═════ Data section ═════
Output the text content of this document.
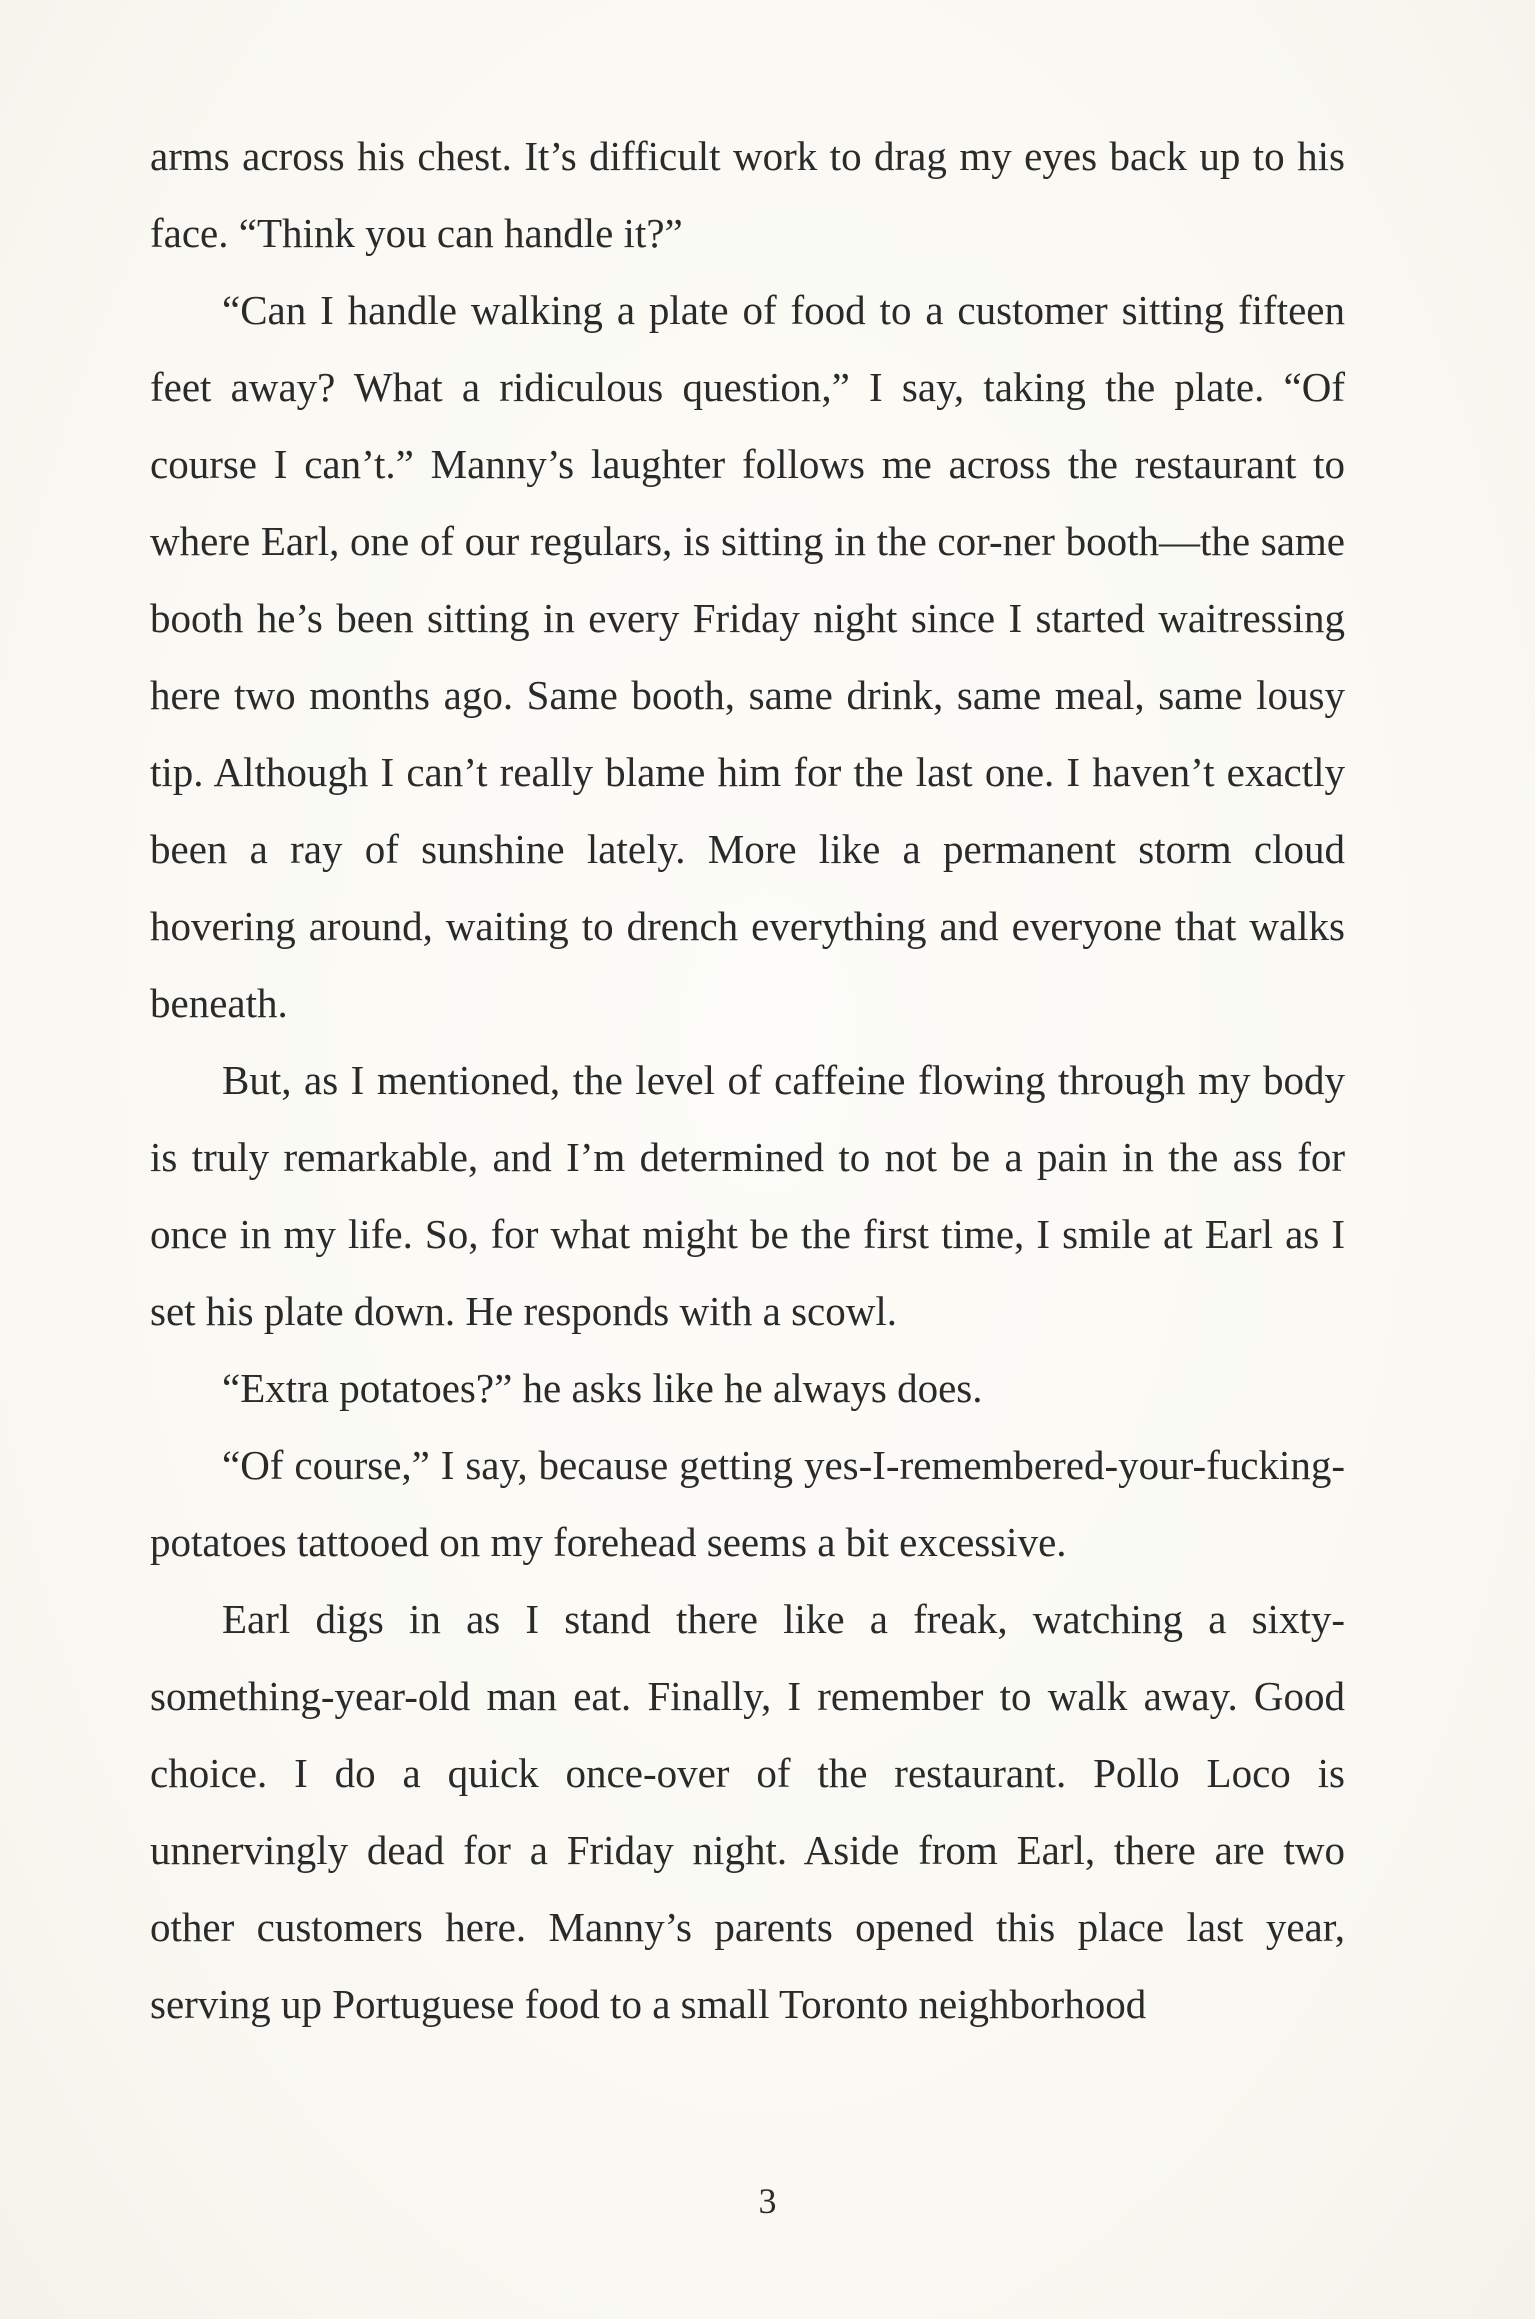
arms across his chest. It’s difficult work to drag my eyes back up to his face. “Think you can handle it?”

“Can I handle walking a plate of food to a customer sitting fifteen feet away? What a ridiculous question,” I say, taking the plate. “Of course I can’t.” Manny’s laughter follows me across the restaurant to where Earl, one of our regulars, is sitting in the cor-ner booth—the same booth he’s been sitting in every Friday night since I started waitressing here two months ago. Same booth, same drink, same meal, same lousy tip. Although I can’t really blame him for the last one. I haven’t exactly been a ray of sunshine lately. More like a permanent storm cloud hovering around, waiting to drench everything and everyone that walks beneath.

But, as I mentioned, the level of caffeine flowing through my body is truly remarkable, and I’m determined to not be a pain in the ass for once in my life. So, for what might be the first time, I smile at Earl as I set his plate down. He responds with a scowl.

“Extra potatoes?” he asks like he always does.

“Of course,” I say, because getting yes-I-remembered-your-fucking-potatoes tattooed on my forehead seems a bit excessive.

Earl digs in as I stand there like a freak, watching a sixty-something-year-old man eat. Finally, I remember to walk away. Good choice. I do a quick once-over of the restaurant. Pollo Loco is unnervingly dead for a Friday night. Aside from Earl, there are two other customers here. Manny’s parents opened this place last year, serving up Portuguese food to a small Toronto neighborhood

3
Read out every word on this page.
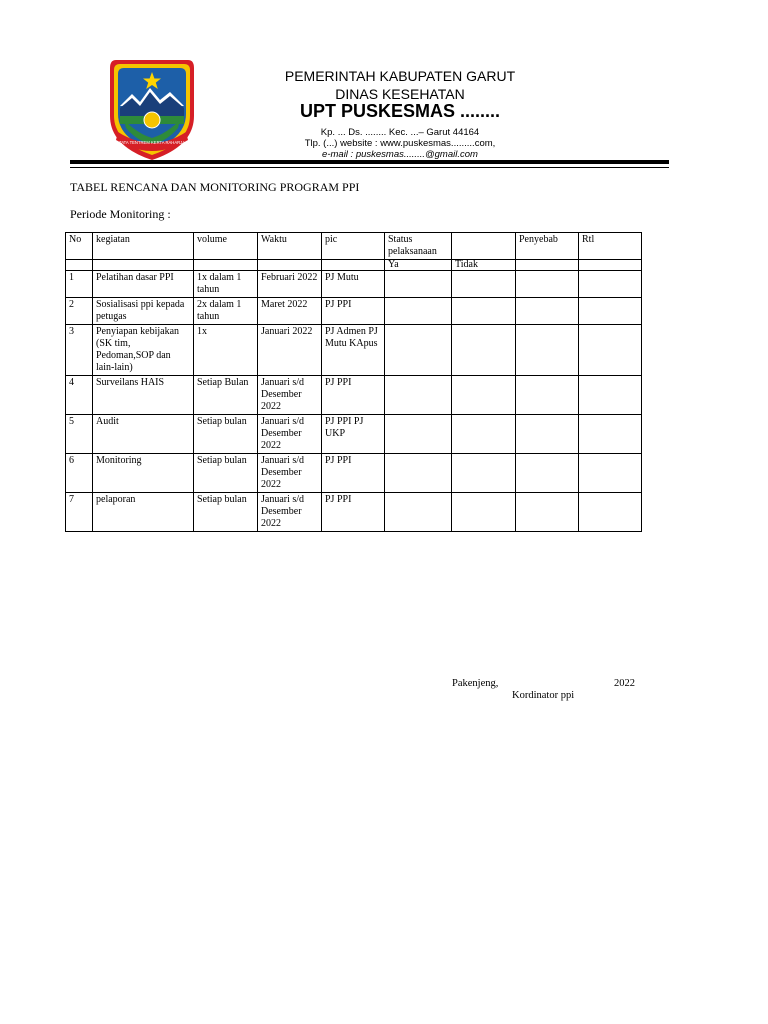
TATA TENTREM KERTA RAHARJA
PEMERINTAH KABUPATEN GARUT
DINAS KESEHATAN
UPT PUSKESMAS ........
Kp. ... Ds. ........ Kec. ...– Garut 44164
Tlp. (...) website : www.puskesmas.........com,
e-mail : puskesmas........@gmail.com
TABEL RENCANA DAN MONITORING PROGRAM PPI
Periode Monitoring :
No	kegiatan	volume	Waktu	pic	Status pelaksanaan		Penyebab	Rtl
					Ya	Tidak		
1	Pelatihan dasar PPI	1x dalam 1 tahun	Februari 2022	PJ Mutu				
2	Sosialisasi ppi kepada petugas	2x dalam 1 tahun	Maret 2022	PJ PPI				
3	Penyiapan kebijakan (SK tim, Pedoman,SOP dan lain-lain)	1x	Januari 2022	PJ Admen PJ Mutu KApus				
4	Surveilans HAIS	Setiap Bulan	Januari s/d Desember 2022	PJ PPI				
5	Audit	Setiap bulan	Januari s/d Desember 2022	PJ PPI PJ UKP				
6	Monitoring	Setiap bulan	Januari s/d Desember 2022	PJ PPI				
7	pelaporan	Setiap bulan	Januari s/d Desember 2022	PJ PPI				
Pakenjeng,	2022
Kordinator ppi
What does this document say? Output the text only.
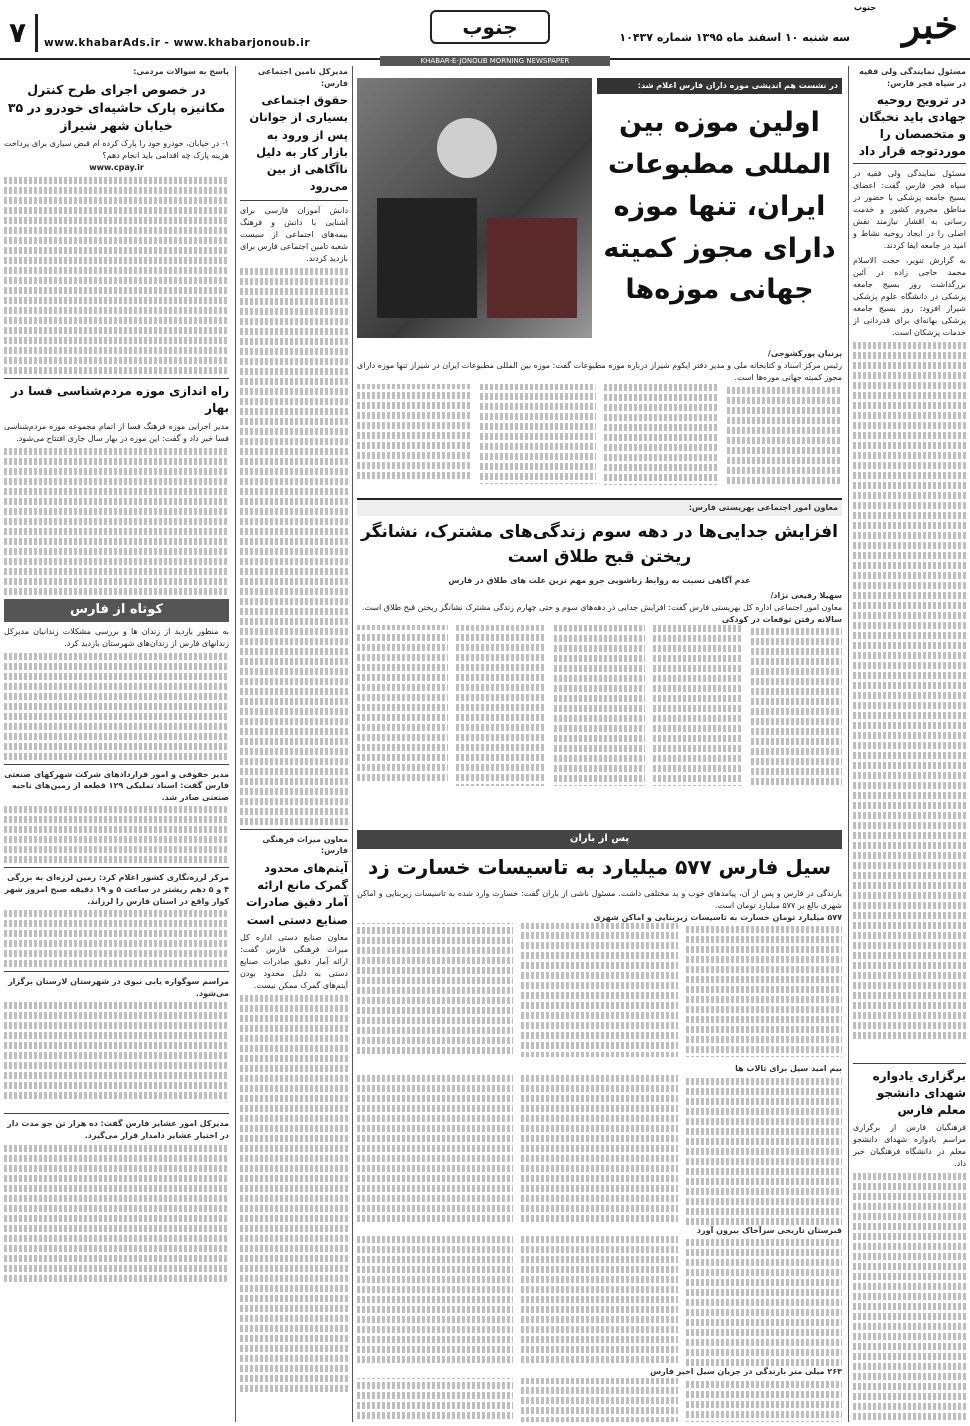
خبر
جنوب
سه شنبه ۱۰ اسفند ماه ۱۳۹۵ شماره ۱۰۴۳۷
جنوب
www.khabarAds.ir - www.khabarjonoub.ir
۷
KHABAR-E-JONOUB MORNING NEWSPAPER
مسئول نمایندگی ولی فقیه در سپاه فجر فارس:
در ترویج روحیه جهادی باید نخبگان و متخصصان را موردتوجه قرار داد
مسئول نمایندگی ولی فقیه در سپاه فجر فارس گفت: اعضای بسیج جامعه پزشکی با حضور در مناطق محروم کشور و خدمت رسانی به اقشار نیازمند نقش اصلی را در ایجاد روحیه نشاط و امید در جامعه ایفا کردند.
به گزارش تنویر، حجت الاسلام محمد حاجی زاده در آئین بزرگداشت روز بسیج جامعه پزشکی در دانشگاه علوم پزشکی شیراز افزود: روز بسیج جامعه پزشکی بهانه‌ای برای قدردانی از خدمات پزشکان است.
برگزاری یادواره شهدای دانشجو معلم فارس
فرهنگیان فارس از برگزاری مراسم یادواره شهدای دانشجو معلم در دانشگاه فرهنگیان خبر داد.
در نشست هم اندیشی موزه داران فارس اعلام شد:
اولین موزه بین المللی مطبوعات ایران، تنها موزه دارای مجوز کمیته جهانی موزه‌ها
پرنیان پورکشوجی/
رئیس مرکز اسناد و کتابخانه ملی و مدیر دفتر ایکوم شیراز درباره موزه مطبوعات گفت: موزه بین المللی مطبوعات ایران در شیراز تنها موزه دارای مجوز کمیته جهانی موزه‌ها است.
معاون امور اجتماعی بهزیستی فارس:
افزایش جدایی‌ها در دهه سوم زندگی‌های مشترک، نشانگر ریختن قبح طلاق است
عدم آگاهی نسبت به روابط زناشویی جزو مهم ترین علت های طلاق در فارس
سهیلا رفیعی نژاد/
معاون امور اجتماعی اداره کل بهزیستی فارس گفت: افزایش جدایی در دهه‌های سوم و حتی چهارم زندگی مشترک نشانگر ریختن قبح طلاق است.
سالانه رفتن توقعات در کودکی
پس از باران
سیل فارس ۵۷۷ میلیارد به تاسیسات خسارت زد
بارندگی در فارس و پس از آن، پیامدهای خوب و بد مختلفی داشت. مسئول ناشی از باران گفت: خسارت وارد شده به تاسیسات زیربنایی و اماکن شهری بالغ بر ۵۷۷ میلیارد تومان است.
۵۷۷ میلیارد تومان خسارت به تاسیسات زیربنایی و اماکن شهری
بیم امید سیل برای تالاب ها
قبرستان تاریخی سرآخاک بیرون آورد
۲۶۳ میلی متر بارندگی در جریان سیل اخیر فارس
مدیرکل تامین اجتماعی فارس:
حقوق اجتماعی بسیاری از جوانان پس از ورود به بازار کار به دلیل ناآگاهی از بین می‌رود
دانش آموزان فارسی برای آشنایی با دانش و فرهنگ بیمه‌های اجتماعی از سیست شعبه تامین اجتماعی فارس برای بازدید کردند.
معاون میراث فرهنگی فارس:
آیتم‌های محدود گمرک مانع ارائه آمار دقیق صادرات صنایع دستی است
معاون صنایع دستی اداره کل میراث فرهنگی فارس گفت: ارائه آمار دقیق صادرات صنایع دستی به دلیل محدود بودن آیتم‌های گمرک ممکن نیست.
پاسخ به سوالات مردمی:
در خصوص اجرای طرح کنترل مکانیزه پارک حاشیه‌ای خودرو در ۳۵ خیابان شهر شیراز
۱- در خیابان، خودرو خود را پارک کرده ام قبض سیاری برای پرداخت هزینه پارک چه اقدامی باید انجام دهم؟
www.cpay.ir
راه اندازی موزه مردم‌شناسی فسا در بهار
مدیر اجرایی موزه فرهنگ فسا از اتمام مجموعه موزه مردم‌شناسی فسا خبر داد و گفت: این موزه در بهار سال جاری افتتاح می‌شود.
کوتاه از فارس
به منظور بازدید از زندان ها و بررسی مشکلات زندانیان مدیرکل زندانهای فارس از زندان‌های شهرستان بازدید کرد.
مدیر حقوقی و امور قراردادهای شرکت شهرکهای صنعتی فارس گفت: اسناد تملیکی ۱۲۹ قطعه از زمین‌های ناحیه صنعتی صادر شد.
مرکز لرزه‌نگاری کشور اعلام کرد: زمین لرزه‌ای به بزرگی ۴ و ۵ دهم ریشتر در ساعت ۵ و ۱۹ دقیقه صبح امروز شهر کوار واقع در استان فارس را لرزاند.
مراسم سوگواره یابی نبوی در شهرستان لارستان برگزار می‌شود.
مدیرکل امور عشایر فارس گفت: ده هزار تن جو مدت دار در اختیار عشایر دامدار قرار می‌گیرد.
═════
__Exercise requirements__: Check every line of the data above for the string "does", and copy those that have it.

__Solution to this task__:
“Extra potatoes?” he asks like he always does.
What does this document say? Output the text only.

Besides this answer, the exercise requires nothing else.